→ Job: Write the records below out again exactly as given, with no images.
▶
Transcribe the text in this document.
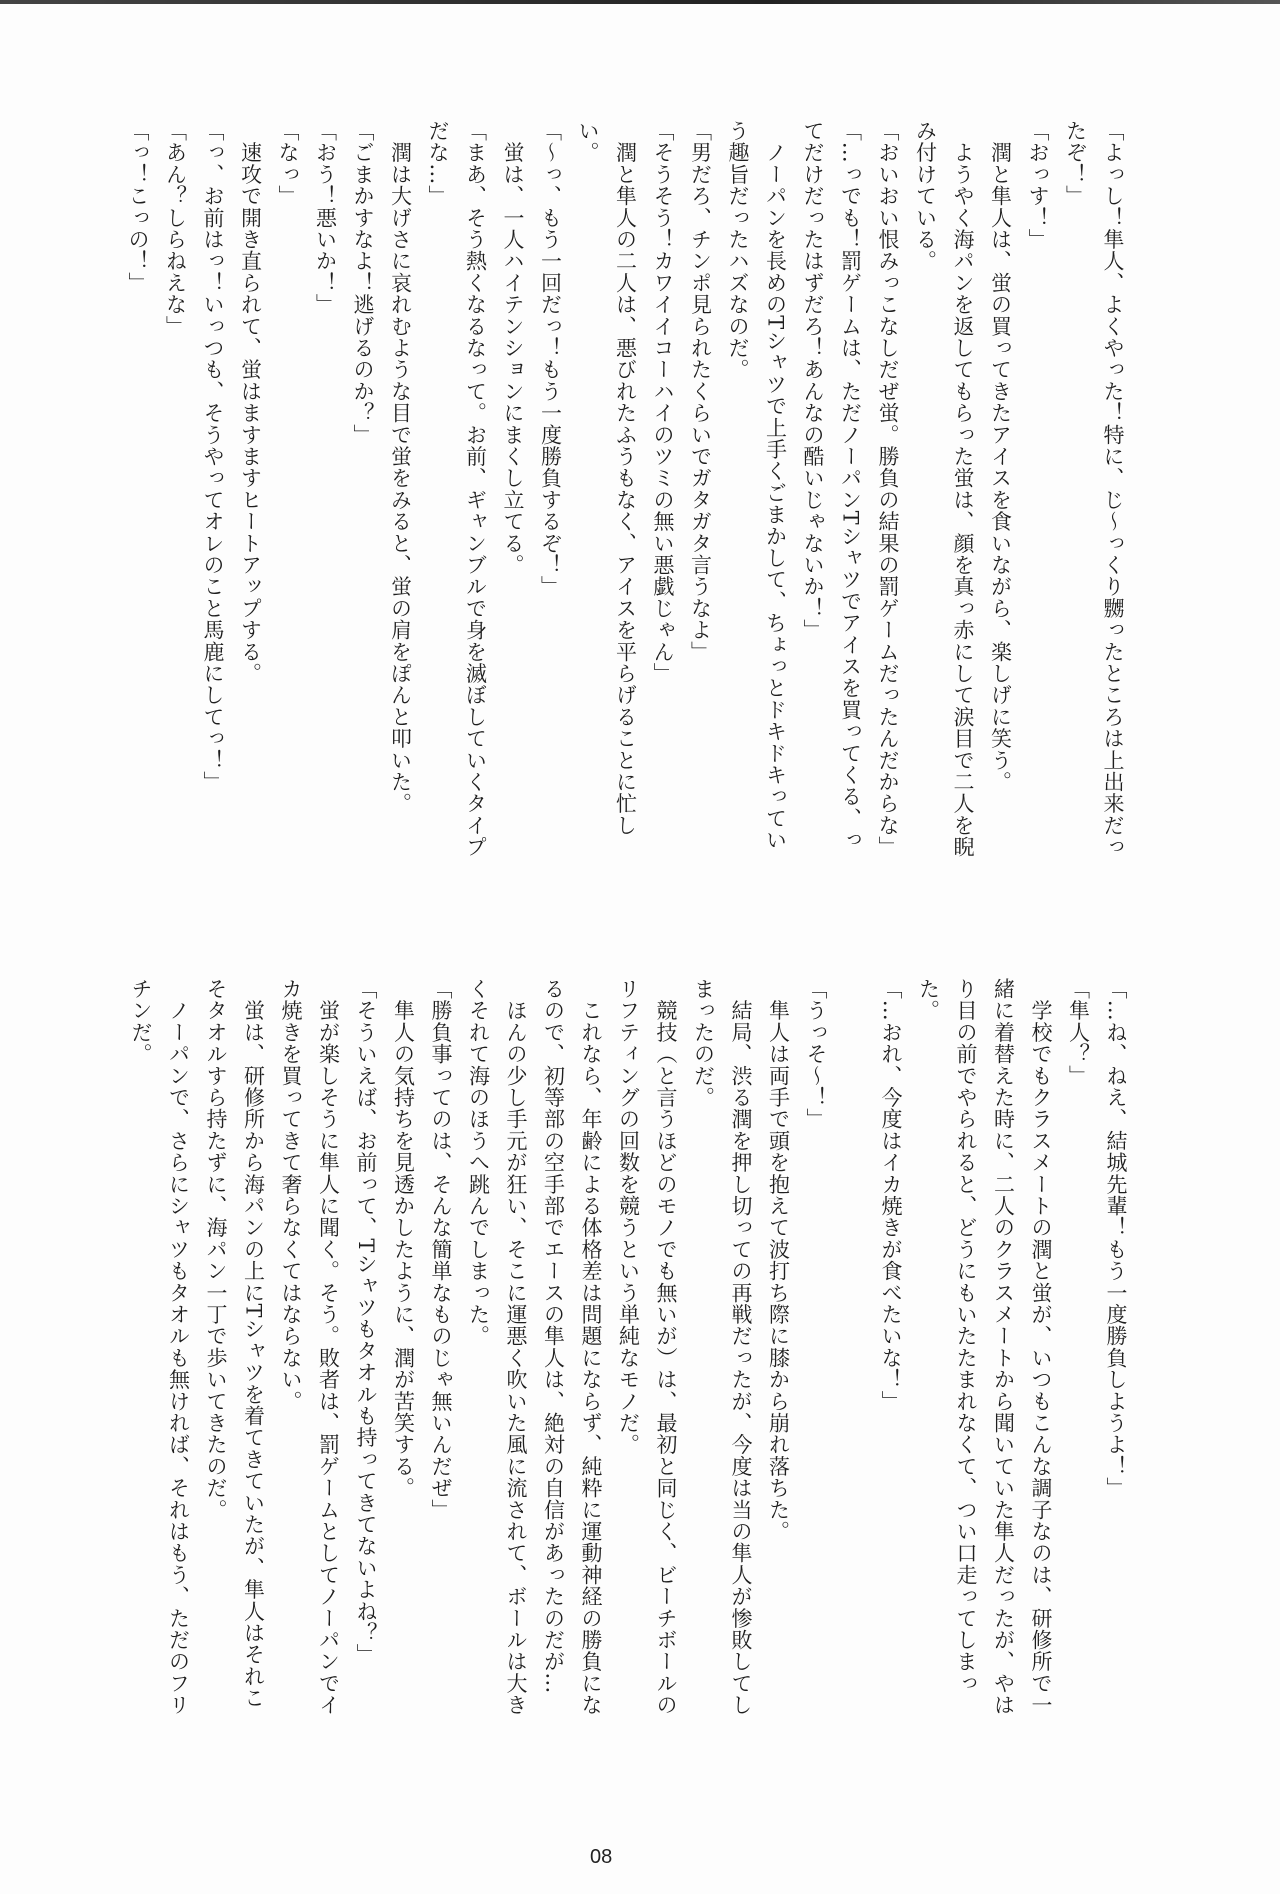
「よっし！隼人、よくやった！特に、じ〜っくり嬲ったところは上出来だっ
たぞ！」
「おっす！」
　潤と隼人は、蛍の買ってきたアイスを食いながら、楽しげに笑う。
　ようやく海パンを返してもらった蛍は、顔を真っ赤にして涙目で二人を睨
み付けている。
「おいおい恨みっこなしだぜ蛍。勝負の結果の罰ゲームだったんだからな」
「…っでも！罰ゲームは、ただノーパンTシャツでアイスを買ってくる、っ
てだけだったはずだろ！あんなの酷いじゃないか！」
　ノーパンを長めのTシャツで上手くごまかして、ちょっとドキドキってい
う趣旨だったハズなのだ。
「男だろ、チンポ見られたくらいでガタガタ言うなよ」
「そうそう！カワイイコーハイのツミの無い悪戯じゃん」
　潤と隼人の二人は、悪びれたふうもなく、アイスを平らげることに忙し
い。
「〜っ、もう一回だっ！もう一度勝負するぞ！」
　蛍は、一人ハイテンションにまくし立てる。
「まあ、そう熱くなるなって。お前、ギャンブルで身を滅ぼしていくタイプ
だな…」
　潤は大げさに哀れむような目で蛍をみると、蛍の肩をぽんと叩いた。
「ごまかすなよ！逃げるのか？」
「おう！悪いか！」
「なっ」
　速攻で開き直られて、蛍はますますヒートアップする。
「っ、お前はっ！いっつも、そうやってオレのこと馬鹿にしてっ！」
「あん？しらねえな」
「っ！こっの！」
「…ね、ねえ、結城先輩！もう一度勝負しようよ！」
「隼人？」
　学校でもクラスメートの潤と蛍が、いつもこんな調子なのは、研修所で一
緒に着替えた時に、二人のクラスメートから聞いていた隼人だったが、やは
り目の前でやられると、どうにもいたたまれなくて、つい口走ってしまっ
た。
「…おれ、今度はイカ焼きが食べたいな！」
「うっそ〜！」
　隼人は両手で頭を抱えて波打ち際に膝から崩れ落ちた。
　結局、渋る潤を押し切っての再戦だったが、今度は当の隼人が惨敗してし
まったのだ。
　競技（と言うほどのモノでも無いが）は、最初と同じく、ビーチボールの
リフティングの回数を競うという単純なモノだ。
　これなら、年齢による体格差は問題にならず、純粋に運動神経の勝負にな
るので、初等部の空手部でエースの隼人は、絶対の自信があったのだが…
　ほんの少し手元が狂い、そこに運悪く吹いた風に流されて、ボールは大き
くそれて海のほうへ跳んでしまった。
「勝負事ってのは、そんな簡単なものじゃ無いんだぜ」
　隼人の気持ちを見透かしたように、潤が苦笑する。
「そういえば、お前って、Tシャツもタオルも持ってきてないよね？」
　蛍が楽しそうに隼人に聞く。そう。敗者は、罰ゲームとしてノーパンでイ
カ焼きを買ってきて奢らなくてはならない。
　蛍は、研修所から海パンの上にTシャツを着てきていたが、隼人はそれこ
そタオルすら持たずに、海パン一丁で歩いてきたのだ。
　ノーパンで、さらにシャツもタオルも無ければ、それはもう、ただのフリ
チンだ。
08
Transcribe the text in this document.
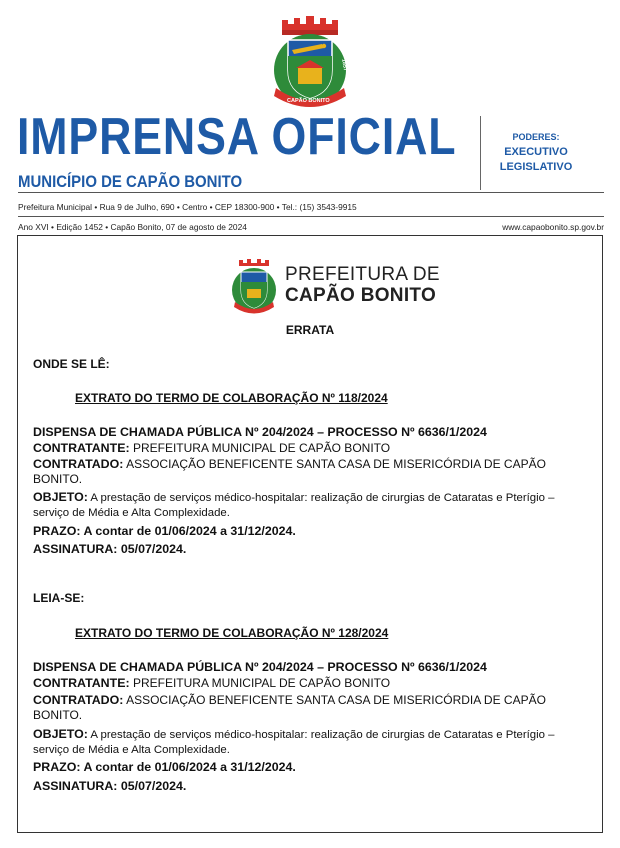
CAPÃO BONITO
1843	1857
IMPRENSA OFICIAL
MUNICÍPIO DE CAPÃO BONITO
PODERES:
EXECUTIVO
LEGISLATIVO
Prefeitura Municipal • Rua 9 de Julho, 690 • Centro • CEP 18300-900 • Tel.: (15) 3543-9915
Ano XVI • Edição 1452 • Capão Bonito, 07 de agosto de 2024	www.capaobonito.sp.gov.br
PREFEITURA DE
CAPÃO BONITO
ERRATA
ONDE SE LÊ:
EXTRATO DO TERMO DE COLABORAÇÃO Nº 118/2024
DISPENSA DE CHAMADA PÚBLICA Nº 204/2024 – PROCESSO Nº 6636/1/2024
CONTRATANTE: PREFEITURA MUNICIPAL DE CAPÃO BONITO
CONTRATADO: ASSOCIAÇÃO BENEFICENTE SANTA CASA DE MISERICÓRDIA DE CAPÃO BONITO.
OBJETO: A prestação de serviços médico-hospitalar: realização de cirurgias de Cataratas e Pterígio – serviço de Média e Alta Complexidade.
PRAZO: A contar de 01/06/2024 a 31/12/2024.
ASSINATURA: 05/07/2024.
LEIA-SE:
EXTRATO DO TERMO DE COLABORAÇÃO Nº 128/2024
DISPENSA DE CHAMADA PÚBLICA Nº 204/2024 – PROCESSO Nº 6636/1/2024
CONTRATANTE: PREFEITURA MUNICIPAL DE CAPÃO BONITO
CONTRATADO: ASSOCIAÇÃO BENEFICENTE SANTA CASA DE MISERICÓRDIA DE CAPÃO BONITO.
OBJETO: A prestação de serviços médico-hospitalar: realização de cirurgias de Cataratas e Pterígio – serviço de Média e Alta Complexidade.
PRAZO: A contar de 01/06/2024 a 31/12/2024.
ASSINATURA: 05/07/2024.
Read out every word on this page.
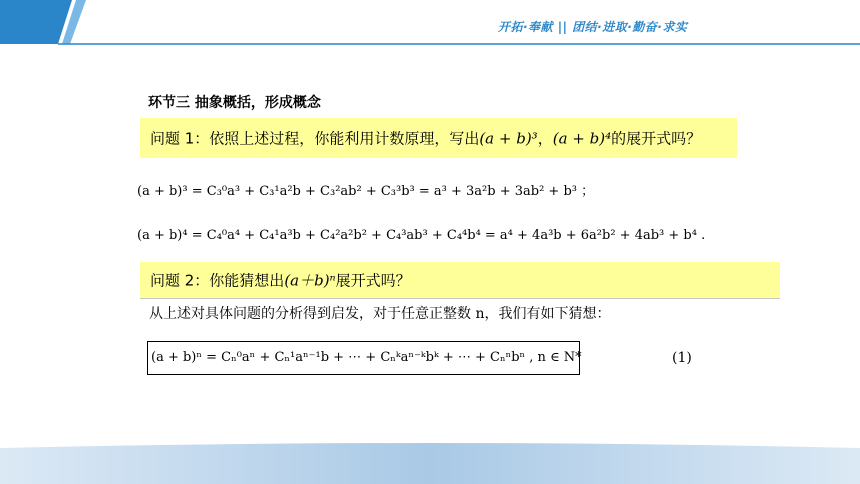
开拓·奉献 || 团结·进取·勤奋·求实
环节三 抽象概括，形成概念
问题 1：依照上述过程，你能利用计数原理，写出(a + b)³，(a + b)⁴的展开式吗？
(a + b)³ = C₃⁰a³ + C₃¹a²b + C₃²ab² + C₃³b³ = a³ + 3a²b + 3ab² + b³ ；
(a + b)⁴ = C₄⁰a⁴ + C₄¹a³b + C₄²a²b² + C₄³ab³ + C₄⁴b⁴ = a⁴ + 4a³b + 6a²b² + 4ab³ + b⁴ .
问题 2：你能猜想出(a＋b)ⁿ展开式吗？
从上述对具体问题的分析得到启发，对于任意正整数 n，我们有如下猜想：
(a + b)ⁿ = Cₙ⁰aⁿ + Cₙ¹aⁿ⁻¹b + ⋯ + Cₙᵏaⁿ⁻ᵏbᵏ + ⋯ + Cₙⁿbⁿ , n ∈ N*	(1)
◀
→ Answer to this task:
Transcribe the text in this document.
「よっし！隼人、よくやった！特に、じ〜っくり嬲ったところは上出来だっ
たぞ！」
「おっす！」
　潤と隼人は、蛍の買ってきたアイスを食いながら、楽しげに笑う。
　ようやく海パンを返してもらった蛍は、顔を真っ赤にして涙目で二人を睨
み付けている。
「おいおい恨みっこなしだぜ蛍。勝負の結果の罰ゲームだったんだからな」
「…っでも！罰ゲームは、ただノーパンTシャツでアイスを買ってくる、っ
てだけだったはずだろ！あんなの酷いじゃないか！」
　ノーパンを長めのTシャツで上手くごまかして、ちょっとドキドキってい
う趣旨だったハズなのだ。
「男だろ、チンポ見られたくらいでガタガタ言うなよ」
「そうそう！カワイイコーハイのツミの無い悪戯じゃん」
　潤と隼人の二人は、悪びれたふうもなく、アイスを平らげることに忙し
い。
「〜っ、もう一回だっ！もう一度勝負するぞ！」
　蛍は、一人ハイテンションにまくし立てる。
「まあ、そう熱くなるなって。お前、ギャンブルで身を滅ぼしていくタイプ
だな…」
　潤は大げさに哀れむような目で蛍をみると、蛍の肩をぽんと叩いた。
「ごまかすなよ！逃げるのか？」
「おう！悪いか！」
「なっ」
　速攻で開き直られて、蛍はますますヒートアップする。
「っ、お前はっ！いっつも、そうやってオレのこと馬鹿にしてっ！」
「あん？しらねえな」
「っ！こっの！」
「…ね、ねえ、結城先輩！もう一度勝負しようよ！」
「隼人？」
　学校でもクラスメートの潤と蛍が、いつもこんな調子なのは、研修所で一
緒に着替えた時に、二人のクラスメートから聞いていた隼人だったが、やは
り目の前でやられると、どうにもいたたまれなくて、つい口走ってしまっ
た。
「…おれ、今度はイカ焼きが食べたいな！」
「うっそ〜！」
　隼人は両手で頭を抱えて波打ち際に膝から崩れ落ちた。
　結局、渋る潤を押し切っての再戦だったが、今度は当の隼人が惨敗してし
まったのだ。
　競技（と言うほどのモノでも無いが）は、最初と同じく、ビーチボールの
リフティングの回数を競うという単純なモノだ。
　これなら、年齢による体格差は問題にならず、純粋に運動神経の勝負にな
るので、初等部の空手部でエースの隼人は、絶対の自信があったのだが…
　ほんの少し手元が狂い、そこに運悪く吹いた風に流されて、ボールは大き
くそれて海のほうへ跳んでしまった。
「勝負事ってのは、そんな簡単なものじゃ無いんだぜ」
　隼人の気持ちを見透かしたように、潤が苦笑する。
「そういえば、お前って、Tシャツもタオルも持ってきてないよね？」
　蛍が楽しそうに隼人に聞く。そう。敗者は、罰ゲームとしてノーパンでイ
カ焼きを買ってきて奢らなくてはならない。
　蛍は、研修所から海パンの上にTシャツを着てきていたが、隼人はそれこ
そタオルすら持たずに、海パン一丁で歩いてきたのだ。
　ノーパンで、さらにシャツもタオルも無ければ、それはもう、ただのフリ
チンだ。
08
Transcribe the text in this document.
CAPÃO BONITO
1843	1857
IMPRENSA OFICIAL
MUNICÍPIO DE CAPÃO BONITO
PODERES:
EXECUTIVO
LEGISLATIVO
Prefeitura Municipal • Rua 9 de Julho, 690 • Centro • CEP 18300-900 • Tel.: (15) 3543-9915
Ano XVI • Edição 1452 • Capão Bonito, 07 de agosto de 2024	www.capaobonito.sp.gov.br
PREFEITURA DE
CAPÃO BONITO
ERRATA
ONDE SE LÊ:
EXTRATO DO TERMO DE COLABORAÇÃO Nº 118/2024
DISPENSA DE CHAMADA PÚBLICA Nº 204/2024 – PROCESSO Nº 6636/1/2024
CONTRATANTE: PREFEITURA MUNICIPAL DE CAPÃO BONITO
CONTRATADO: ASSOCIAÇÃO BENEFICENTE SANTA CASA DE MISERICÓRDIA DE CAPÃO BONITO.
OBJETO: A prestação de serviços médico-hospitalar: realização de cirurgias de Cataratas e Pterígio – serviço de Média e Alta Complexidade.
PRAZO: A contar de 01/06/2024 a 31/12/2024.
ASSINATURA: 05/07/2024.
LEIA-SE:
EXTRATO DO TERMO DE COLABORAÇÃO Nº 128/2024
DISPENSA DE CHAMADA PÚBLICA Nº 204/2024 – PROCESSO Nº 6636/1/2024
CONTRATANTE: PREFEITURA MUNICIPAL DE CAPÃO BONITO
CONTRATADO: ASSOCIAÇÃO BENEFICENTE SANTA CASA DE MISERICÓRDIA DE CAPÃO BONITO.
OBJETO: A prestação de serviços médico-hospitalar: realização de cirurgias de Cataratas e Pterígio – serviço de Média e Alta Complexidade.
PRAZO: A contar de 01/06/2024 a 31/12/2024.
ASSINATURA: 05/07/2024.
Read out every word on this page.
开拓·奉献 || 团结·进取·勤奋·求实
环节三 抽象概括，形成概念
问题 1：依照上述过程，你能利用计数原理，写出(a + b)³，(a + b)⁴的展开式吗？
(a + b)³ = C₃⁰a³ + C₃¹a²b + C₃²ab² + C₃³b³ = a³ + 3a²b + 3ab² + b³ ；
(a + b)⁴ = C₄⁰a⁴ + C₄¹a³b + C₄²a²b² + C₄³ab³ + C₄⁴b⁴ = a⁴ + 4a³b + 6a²b² + 4ab³ + b⁴ .
问题 2：你能猜想出(a＋b)ⁿ展开式吗？
从上述对具体问题的分析得到启发，对于任意正整数 n，我们有如下猜想：
(a + b)ⁿ = Cₙ⁰aⁿ + Cₙ¹aⁿ⁻¹b + ⋯ + Cₙᵏaⁿ⁻ᵏbᵏ + ⋯ + Cₙⁿbⁿ , n ∈ N*	(1)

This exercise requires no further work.